◆ SET EXERCISE
Set down the material below in full, matching it exactly.

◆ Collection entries
********
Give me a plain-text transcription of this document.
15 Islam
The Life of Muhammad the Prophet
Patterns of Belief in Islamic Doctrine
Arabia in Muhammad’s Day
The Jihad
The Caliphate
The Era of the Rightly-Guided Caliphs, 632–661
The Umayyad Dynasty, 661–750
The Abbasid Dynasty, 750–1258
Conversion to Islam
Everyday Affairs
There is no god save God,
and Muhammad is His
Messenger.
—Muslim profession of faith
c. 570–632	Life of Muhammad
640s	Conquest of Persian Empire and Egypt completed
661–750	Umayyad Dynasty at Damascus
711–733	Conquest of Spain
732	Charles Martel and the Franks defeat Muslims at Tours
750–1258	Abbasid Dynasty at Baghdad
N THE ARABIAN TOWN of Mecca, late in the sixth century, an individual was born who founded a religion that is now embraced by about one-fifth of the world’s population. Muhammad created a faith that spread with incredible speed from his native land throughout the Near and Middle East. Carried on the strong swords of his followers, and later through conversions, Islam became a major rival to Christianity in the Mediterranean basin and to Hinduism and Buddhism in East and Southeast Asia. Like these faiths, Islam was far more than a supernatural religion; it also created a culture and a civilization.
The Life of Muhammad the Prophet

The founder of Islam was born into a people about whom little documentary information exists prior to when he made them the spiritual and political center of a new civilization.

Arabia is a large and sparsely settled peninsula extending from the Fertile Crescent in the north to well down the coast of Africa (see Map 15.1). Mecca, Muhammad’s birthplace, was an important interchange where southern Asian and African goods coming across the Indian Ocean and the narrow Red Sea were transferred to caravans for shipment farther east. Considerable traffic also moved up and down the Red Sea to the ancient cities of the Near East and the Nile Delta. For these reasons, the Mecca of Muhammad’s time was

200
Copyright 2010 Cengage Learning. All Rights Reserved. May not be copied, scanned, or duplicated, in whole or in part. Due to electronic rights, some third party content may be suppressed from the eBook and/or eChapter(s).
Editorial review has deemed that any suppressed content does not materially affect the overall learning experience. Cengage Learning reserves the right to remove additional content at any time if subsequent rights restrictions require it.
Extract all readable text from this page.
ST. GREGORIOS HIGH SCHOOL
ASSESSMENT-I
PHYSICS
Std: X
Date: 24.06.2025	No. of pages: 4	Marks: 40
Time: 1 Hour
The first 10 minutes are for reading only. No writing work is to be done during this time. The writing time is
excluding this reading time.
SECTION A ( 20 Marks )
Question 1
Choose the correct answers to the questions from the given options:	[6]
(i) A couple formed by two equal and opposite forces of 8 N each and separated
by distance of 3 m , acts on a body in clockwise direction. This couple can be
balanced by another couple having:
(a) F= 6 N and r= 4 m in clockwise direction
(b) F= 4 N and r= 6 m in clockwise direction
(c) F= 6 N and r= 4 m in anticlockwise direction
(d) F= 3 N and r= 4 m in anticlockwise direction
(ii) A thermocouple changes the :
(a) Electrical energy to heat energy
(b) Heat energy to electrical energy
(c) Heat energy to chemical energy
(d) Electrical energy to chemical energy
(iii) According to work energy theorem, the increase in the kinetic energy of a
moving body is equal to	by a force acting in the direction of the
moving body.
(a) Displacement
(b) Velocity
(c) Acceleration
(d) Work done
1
********
◆ EXERCISE RESULT
Give me a plain-text transcription of this document.
15 Islam
The Life of Muhammad the Prophet
Patterns of Belief in Islamic Doctrine
Arabia in Muhammad’s Day
The Jihad
The Caliphate
The Era of the Rightly-Guided Caliphs, 632–661
The Umayyad Dynasty, 661–750
The Abbasid Dynasty, 750–1258
Conversion to Islam
Everyday Affairs
There is no god save God,
and Muhammad is His
Messenger.
—Muslim profession of faith
c. 570–632	Life of Muhammad
640s	Conquest of Persian Empire and Egypt completed
661–750	Umayyad Dynasty at Damascus
711–733	Conquest of Spain
732	Charles Martel and the Franks defeat Muslims at Tours
750–1258	Abbasid Dynasty at Baghdad
N THE ARABIAN TOWN of Mecca, late in the sixth century, an individual was born who founded a religion that is now embraced by about one-fifth of the world’s population. Muhammad created a faith that spread with incredible speed from his native land throughout the Near and Middle East. Carried on the strong swords of his followers, and later through conversions, Islam became a major rival to Christianity in the Mediterranean basin and to Hinduism and Buddhism in East and Southeast Asia. Like these faiths, Islam was far more than a supernatural religion; it also created a culture and a civilization.
The Life of Muhammad the Prophet

The founder of Islam was born into a people about whom little documentary information exists prior to when he made them the spiritual and political center of a new civilization.

Arabia is a large and sparsely settled peninsula extending from the Fertile Crescent in the north to well down the coast of Africa (see Map 15.1). Mecca, Muhammad’s birthplace, was an important interchange where southern Asian and African goods coming across the Indian Ocean and the narrow Red Sea were transferred to caravans for shipment farther east. Considerable traffic also moved up and down the Red Sea to the ancient cities of the Near East and the Nile Delta. For these reasons, the Mecca of Muhammad’s time was

200
Copyright 2010 Cengage Learning. All Rights Reserved. May not be copied, scanned, or duplicated, in whole or in part. Due to electronic rights, some third party content may be suppressed from the eBook and/or eChapter(s).
Editorial review has deemed that any suppressed content does not materially affect the overall learning experience. Cengage Learning reserves the right to remove additional content at any time if subsequent rights restrictions require it.
Extract all readable text from this page.
ST. GREGORIOS HIGH SCHOOL
ASSESSMENT-I
PHYSICS
Std: X
Date: 24.06.2025	No. of pages: 4	Marks: 40
Time: 1 Hour
The first 10 minutes are for reading only. No writing work is to be done during this time. The writing time is
excluding this reading time.
SECTION A ( 20 Marks )
Question 1
Choose the correct answers to the questions from the given options:	[6]
(i) A couple formed by two equal and opposite forces of 8 N each and separated
by distance of 3 m , acts on a body in clockwise direction. This couple can be
balanced by another couple having:
(a) F= 6 N and r= 4 m in clockwise direction
(b) F= 4 N and r= 6 m in clockwise direction
(c) F= 6 N and r= 4 m in anticlockwise direction
(d) F= 3 N and r= 4 m in anticlockwise direction
(ii) A thermocouple changes the :
(a) Electrical energy to heat energy
(b) Heat energy to electrical energy
(c) Heat energy to chemical energy
(d) Electrical energy to chemical energy
(iii) According to work energy theorem, the increase in the kinetic energy of a
moving body is equal to	by a force acting in the direction of the
moving body.
(a) Displacement
(b) Velocity
(c) Acceleration
(d) Work done
1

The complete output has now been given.